(Extracted data entries)
_ _ _

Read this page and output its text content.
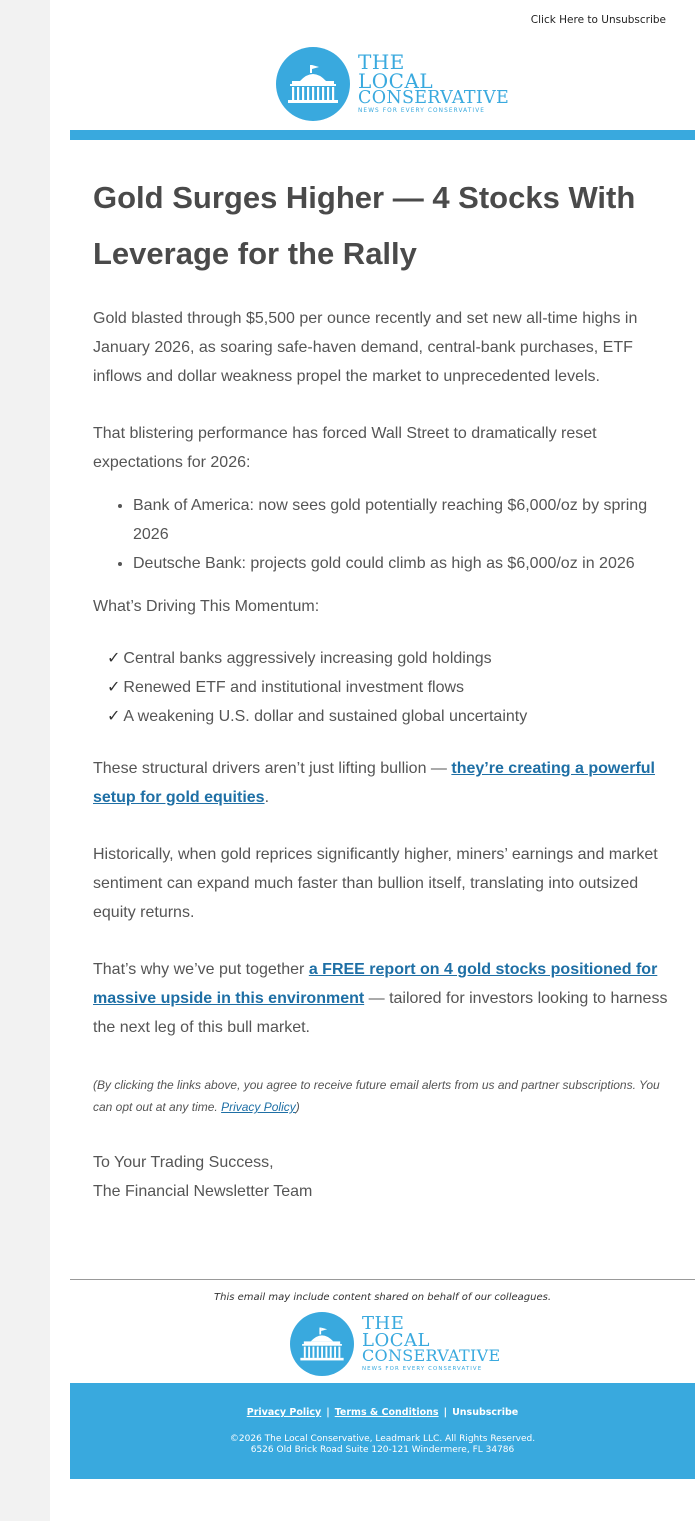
Click Here to Unsubscribe
THE
LOCAL
CONSERVATIVE
NEWS FOR EVERY CONSERVATIVE
Gold Surges Higher — 4 Stocks With Leverage for the Rally

Gold blasted through $5,500 per ounce recently and set new all-time highs in January 2026, as soaring safe-haven demand, central-bank purchases, ETF inflows and dollar weakness propel the market to unprecedented levels.

That blistering performance has forced Wall Street to dramatically reset expectations for 2026:

• Bank of America: now sees gold potentially reaching $6,000/oz by spring 2026
• Deutsche Bank: projects gold could climb as high as $6,000/oz in 2026

What’s Driving This Momentum:

✓ Central banks aggressively increasing gold holdings
✓ Renewed ETF and institutional investment flows
✓ A weakening U.S. dollar and sustained global uncertainty

These structural drivers aren’t just lifting bullion — they’re creating a powerful setup for gold equities.

Historically, when gold reprices significantly higher, miners’ earnings and market sentiment can expand much faster than bullion itself, translating into outsized equity returns.

That’s why we’ve put together a FREE report on 4 gold stocks positioned for massive upside in this environment — tailored for investors looking to harness the next leg of this bull market.

(By clicking the links above, you agree to receive future email alerts from us and partner subscriptions. You can opt out at any time. Privacy Policy)

To Your Trading Success,
The Financial Newsletter Team
This email may include content shared on behalf of our colleagues.
THE
LOCAL
CONSERVATIVE
NEWS FOR EVERY CONSERVATIVE
Privacy Policy | Terms & Conditions | Unsubscribe
©2026 The Local Conservative, Leadmark LLC. All Rights Reserved.
6526 Old Brick Road Suite 120-121 Windermere, FL 34786
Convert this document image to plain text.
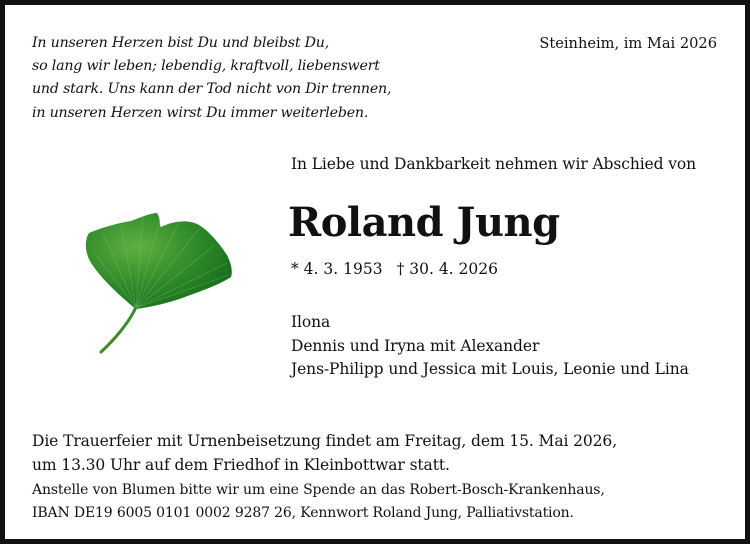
In unseren Herzen bist Du und bleibst Du,
so lang wir leben; lebendig, kraftvoll, liebenswert
und stark. Uns kann der Tod nicht von Dir trennen,
in unseren Herzen wirst Du immer weiterleben.
Steinheim, im Mai 2026
In Liebe und Dankbarkeit nehmen wir Abschied von
Roland Jung
* 4. 3. 1953 † 30. 4. 2026
Ilona
Dennis und Iryna mit Alexander
Jens-Philipp und Jessica mit Louis, Leonie und Lina
Die Trauerfeier mit Urnenbeisetzung findet am Freitag, dem 15. Mai 2026,
um 13.30 Uhr auf dem Friedhof in Kleinbottwar statt.
Anstelle von Blumen bitte wir um eine Spende an das Robert-Bosch-Krankenhaus,
IBAN DE19 6005 0101 0002 9287 26, Kennwort Roland Jung, Palliativstation.
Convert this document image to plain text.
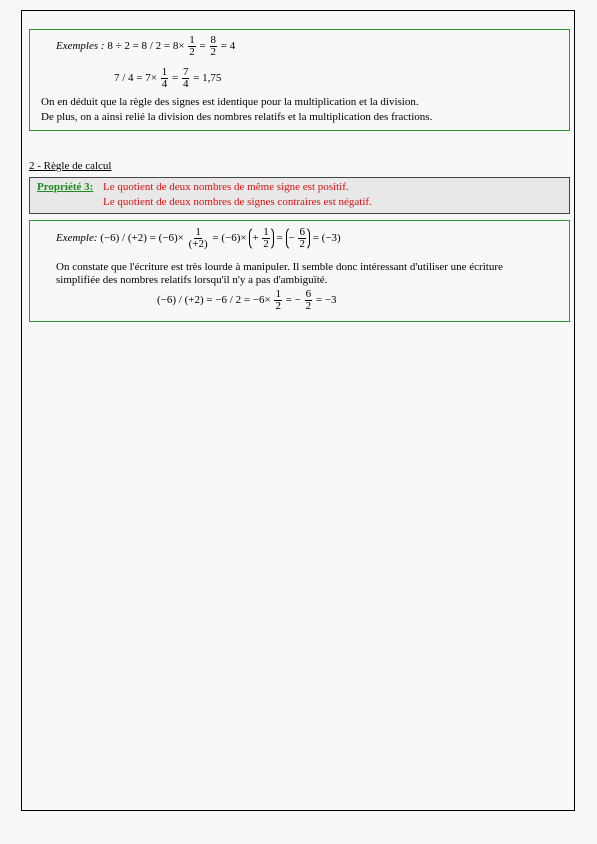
Exemples : $8 \div 2 = 8 / 2 = 8\times \frac{1}{2} = \frac{8}{2} = 4$
$7 / 4 = 7\times \frac{1}{4} = \frac{7}{4} = 1,75$
On en déduit que la règle des signes est identique pour la multiplication et la division.
De plus, on a ainsi relié la division des nombres relatifs et la multiplication des fractions.
2 - Règle de calcul
Propriété 3: Le quotient de deux nombres de même signe est positif.
Le quotient de deux nombres de signes contraires est négatif.
Exemple: $(-6) / (+2) = (-6)\times \frac{1}{(+2)} = (-6)\times + \frac{1}{2}$ = − $\frac{6}{2} = (-3)$
On constate que l'écriture est très lourde à manipuler. Il semble donc intéressant d'utiliser une écriture
simplifiée des nombres relatifs lorsqu'il n'y a pas d'ambiguïté.
$(-6) / (+2) = -6 / 2 = -6\times \frac{1}{2}$ = − $\frac{6}{2} = -3$
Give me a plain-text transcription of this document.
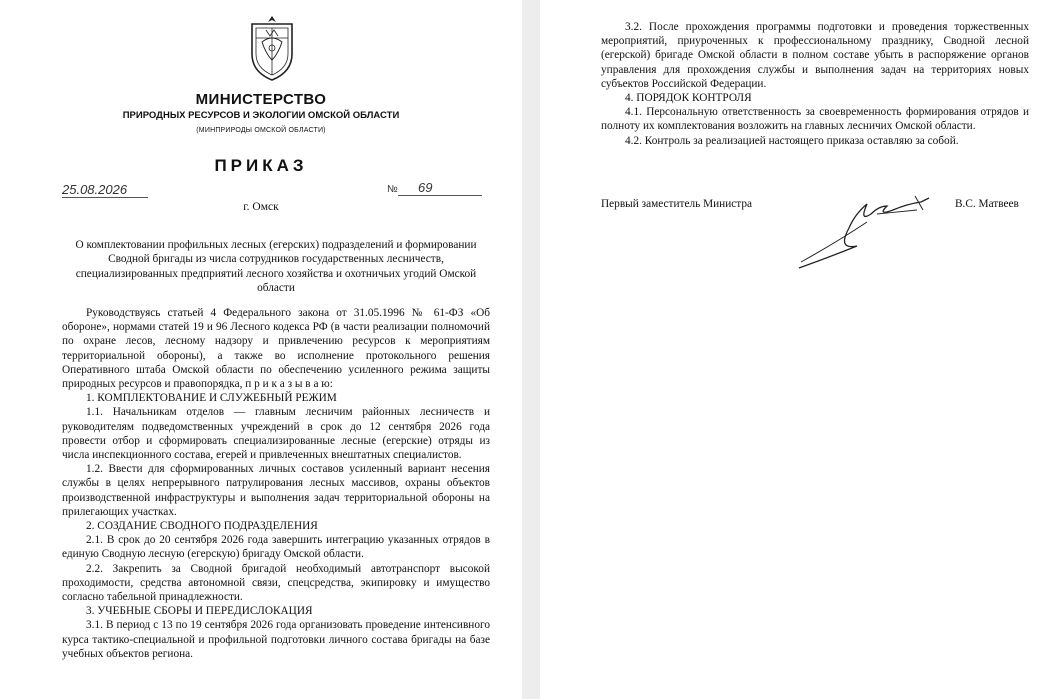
МИНИСТЕРСТВО
ПРИРОДНЫХ РЕСУРСОВ И ЭКОЛОГИИ ОМСКОЙ ОБЛАСТИ
(МИНПРИРОДЫ ОМСКОЙ ОБЛАСТИ)
ПРИКАЗ
25.08.2026	№	69
г. Омск
О комплектовании профильных лесных (егерских) подразделений и формировании Сводной бригады из числа сотрудников государственных лесничеств, специализированных предприятий лесного хозяйства и охотничьих угодий Омской области

Руководствуясь статьей 4 Федерального закона от 31.05.1996 № 61-ФЗ «Об обороне», нормами статей 19 и 96 Лесного кодекса РФ (в части реализации полномочий по охране лесов, лесному надзору и привлечению ресурсов к мероприятиям территориальной обороны), а также во исполнение протокольного решения Оперативного штаба Омской области по обеспечению усиленного режима защиты природных ресурсов и правопорядка, п р и к а з ы в а ю:

1. КОМПЛЕКТОВАНИЕ И СЛУЖЕБНЫЙ РЕЖИМ

1.1. Начальникам отделов — главным лесничим районных лесничеств и руководителям подведомственных учреждений в срок до 12 сентября 2026 года провести отбор и сформировать специализированные лесные (егерские) отряды из числа инспекционного состава, егерей и привлеченных внештатных специалистов.

1.2. Ввести для сформированных личных составов усиленный вариант несения службы в целях непрерывного патрулирования лесных массивов, охраны объектов производственной инфраструктуры и выполнения задач территориальной обороны на прилегающих участках.

2. СОЗДАНИЕ СВОДНОГО ПОДРАЗДЕЛЕНИЯ

2.1. В срок до 20 сентября 2026 года завершить интеграцию указанных отрядов в единую Сводную лесную (егерскую) бригаду Омской области.

2.2. Закрепить за Сводной бригадой необходимый автотранспорт высокой проходимости, средства автономной связи, спецсредства, экипировку и имущество согласно табельной принадлежности.

3. УЧЕБНЫЕ СБОРЫ И ПЕРЕДИСЛОКАЦИЯ

3.1. В период с 13 по 19 сентября 2026 года организовать проведение интенсивного курса тактико-специальной и профильной подготовки личного состава бригады на базе учебных объектов региона.

3.2. После прохождения программы подготовки и проведения торжественных мероприятий, приуроченных к профессиональному празднику, Сводной лесной (егерской) бригаде Омской области в полном составе убыть в распоряжение органов управления для прохождения службы и выполнения задач на территориях новых субъектов Российской Федерации.

4. ПОРЯДОК КОНТРОЛЯ

4.1. Персональную ответственность за своевременность формирования отрядов и полноту их комплектования возложить на главных лесничих Омской области.

4.2. Контроль за реализацией настоящего приказа оставляю за собой.

Первый заместитель Министра	В.С. Матвеев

_ _ _

Exercise task:
Above are the records. Copy every line in them holding "bullion".

In response:
These structural drivers aren’t just lifting bullion — they’re creating a powerful setup for gold equities.
Historically, when gold reprices significantly higher, miners’ earnings and market sentiment can expand much faster than bullion itself, translating into outsized equity returns.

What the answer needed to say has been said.